REQUIREMENTS: The data below should be printed in full, exactly, and without any of its images.

** start of INFORMATION SHOWN **

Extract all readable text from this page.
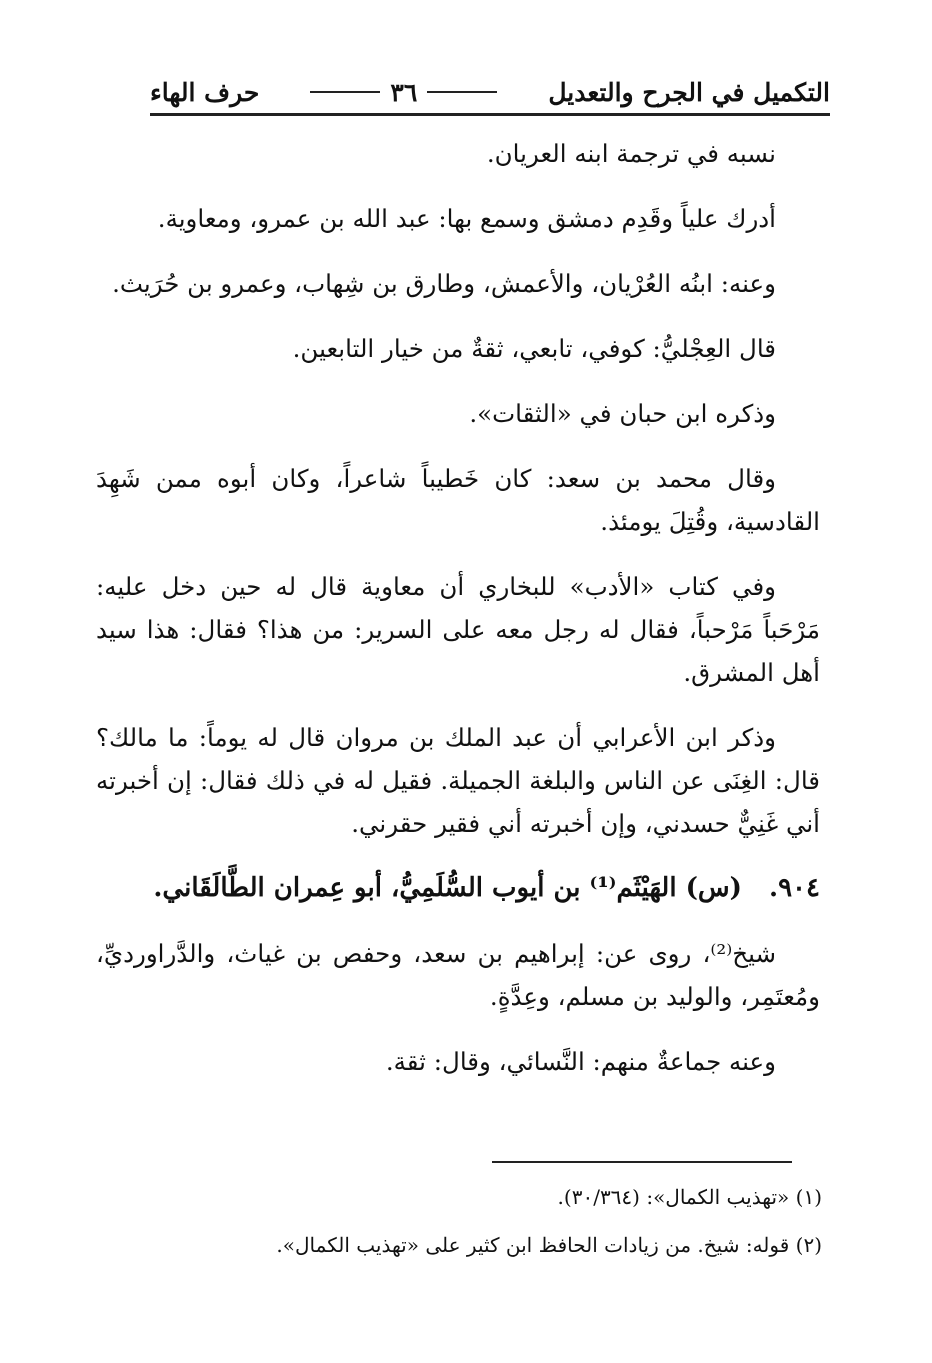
التكميل في الجرح والتعديل
٣٦
حرف الهاء

نسبه في ترجمة ابنه العريان.

أدرك علياً وقَدِم دمشق وسمع بها: عبد الله بن عمرو، ومعاوية.

وعنه: ابنُه العُرْيان، والأعمش، وطارق بن شِهاب، وعمرو بن حُرَيث.

قال العِجْليُّ: كوفي، تابعي، ثقةٌ من خيار التابعين.

وذكره ابن حبان في «الثقات».

وقال محمد بن سعد: كان خَطيباً شاعراً، وكان أبوه ممن شَهِدَ القادسية، وقُتِلَ يومئذ.

وفي كتاب «الأدب» للبخاري أن معاوية قال له حين دخل عليه: مَرْحَباً مَرْحباً، فقال له رجل معه على السرير: من هذا؟ فقال: هذا سيد أهل المشرق.

وذكر ابن الأعرابي أن عبد الملك بن مروان قال له يوماً: ما مالك؟ قال: الغِنَى عن الناس والبلغة الجميلة. فقيل له في ذلك فقال: إن أخبرته أني غَنِيٌّ حسدني، وإن أخبرته أني فقير حقرني.

٩٠٤. (س) الهَيْثَم⁽¹⁾ بن أيوب السُّلَمِيُّ، أبو عِمران الطَّالَقَاني.

شيخ⁽²⁾، روى عن: إبراهيم بن سعد، وحفص بن غياث، والدَّراورديِّ، ومُعتَمِر، والوليد بن مسلم، وعِدَّةٍ.

وعنه جماعةٌ منهم: النَّسائي، وقال: ثقة.

(١) «تهذيب الكمال»: (٣٠/٣٦٤).

(٢) قوله: شيخ. من زيادات الحافظ ابن كثير على «تهذيب الكمال».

** end of INFORMATION SHOWN **

ANSWER BELOW:
Extract all readable text from this page.
التكميل في الجرح والتعديل
٣٦
حرف الهاء

نسبه في ترجمة ابنه العريان.

أدرك علياً وقَدِم دمشق وسمع بها: عبد الله بن عمرو، ومعاوية.

وعنه: ابنُه العُرْيان، والأعمش، وطارق بن شِهاب، وعمرو بن حُرَيث.

قال العِجْليُّ: كوفي، تابعي، ثقةٌ من خيار التابعين.

وذكره ابن حبان في «الثقات».

وقال محمد بن سعد: كان خَطيباً شاعراً، وكان أبوه ممن شَهِدَ القادسية، وقُتِلَ يومئذ.

وفي كتاب «الأدب» للبخاري أن معاوية قال له حين دخل عليه: مَرْحَباً مَرْحباً، فقال له رجل معه على السرير: من هذا؟ فقال: هذا سيد أهل المشرق.

وذكر ابن الأعرابي أن عبد الملك بن مروان قال له يوماً: ما مالك؟ قال: الغِنَى عن الناس والبلغة الجميلة. فقيل له في ذلك فقال: إن أخبرته أني غَنِيٌّ حسدني، وإن أخبرته أني فقير حقرني.

٩٠٤. (س) الهَيْثَم⁽¹⁾ بن أيوب السُّلَمِيُّ، أبو عِمران الطَّالَقَاني.

شيخ⁽²⁾، روى عن: إبراهيم بن سعد، وحفص بن غياث، والدَّراورديِّ، ومُعتَمِر، والوليد بن مسلم، وعِدَّةٍ.

وعنه جماعةٌ منهم: النَّسائي، وقال: ثقة.

(١) «تهذيب الكمال»: (٣٠/٣٦٤).

(٢) قوله: شيخ. من زيادات الحافظ ابن كثير على «تهذيب الكمال».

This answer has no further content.